> **Records contained in a dataset**:
━━━

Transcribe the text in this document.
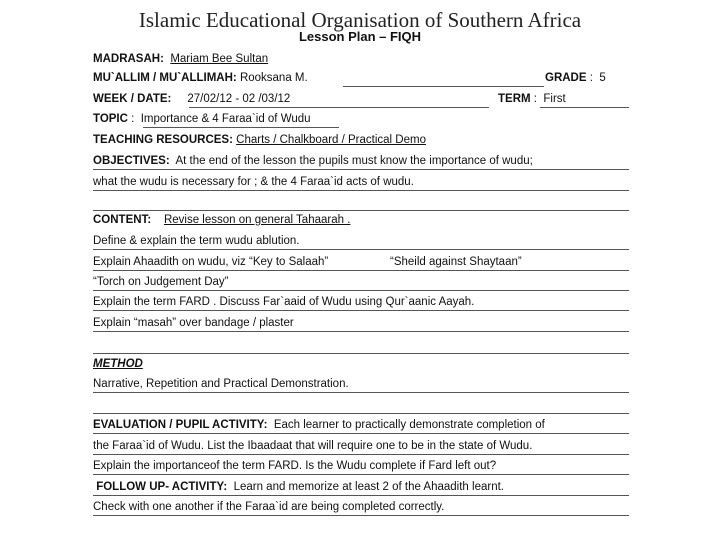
Islamic Educational Organisation of Southern Africa
Lesson Plan – FIQH
MADRASAH: Mariam Bee Sultan
MU`ALLIM / MU`ALLIMAH: Rooksana M.	GRADE :  5
WEEK / DATE: 27/02/12 - 02 /03/12	TERM :  First
TOPIC :  Importance & 4 Faraa`id of Wudu
TEACHING RESOURCES: Charts / Chalkboard / Practical Demo
OBJECTIVES: At the end of the lesson the pupils must know the importance of wudu;
what the wudu is necessary for ; & the 4 Faraa`id acts of wudu.
CONTENT: Revise lesson on general Tahaarah .
Define & explain the term wudu ablution.
Explain Ahaadith on wudu, viz “Key to Salaah”	“Sheild against Shaytaan”
“Torch on Judgement Day”
Explain the term FARD . Discuss Far`aaid of Wudu using Qur`aanic Aayah.
Explain “masah” over bandage / plaster
METHOD
Narrative, Repetition and Practical Demonstration.
EVALUATION / PUPIL ACTIVITY: Each learner to practically demonstrate completion of
the Faraa`id of Wudu. List the Ibaadaat that will require one to be in the state of Wudu.
Explain the importanceof the term FARD. Is the Wudu complete if Fard left out?
FOLLOW UP- ACTIVITY: Learn and memorize at least 2 of the Ahaadith learnt.
Check with one another if the Faraa`id are being completed correctly.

━━━

> **EXERCISE GOAL**: Print each of the records above exactly as written, leaving no picture in the copy.

> **FINISHED TASK**:
Transcribe the text in this document.
Islamic Educational Organisation of Southern Africa
Lesson Plan – FIQH
MADRASAH: Mariam Bee Sultan
MU`ALLIM / MU`ALLIMAH: Rooksana M.	GRADE :  5
WEEK / DATE: 27/02/12 - 02 /03/12	TERM :  First
TOPIC :  Importance & 4 Faraa`id of Wudu
TEACHING RESOURCES: Charts / Chalkboard / Practical Demo
OBJECTIVES: At the end of the lesson the pupils must know the importance of wudu;
what the wudu is necessary for ; & the 4 Faraa`id acts of wudu.
CONTENT: Revise lesson on general Tahaarah .
Define & explain the term wudu ablution.
Explain Ahaadith on wudu, viz “Key to Salaah”	“Sheild against Shaytaan”
“Torch on Judgement Day”
Explain the term FARD . Discuss Far`aaid of Wudu using Qur`aanic Aayah.
Explain “masah” over bandage / plaster
METHOD
Narrative, Repetition and Practical Demonstration.
EVALUATION / PUPIL ACTIVITY: Each learner to practically demonstrate completion of
the Faraa`id of Wudu. List the Ibaadaat that will require one to be in the state of Wudu.
Explain the importanceof the term FARD. Is the Wudu complete if Fard left out?
FOLLOW UP- ACTIVITY: Learn and memorize at least 2 of the Ahaadith learnt.
Check with one another if the Faraa`id are being completed correctly.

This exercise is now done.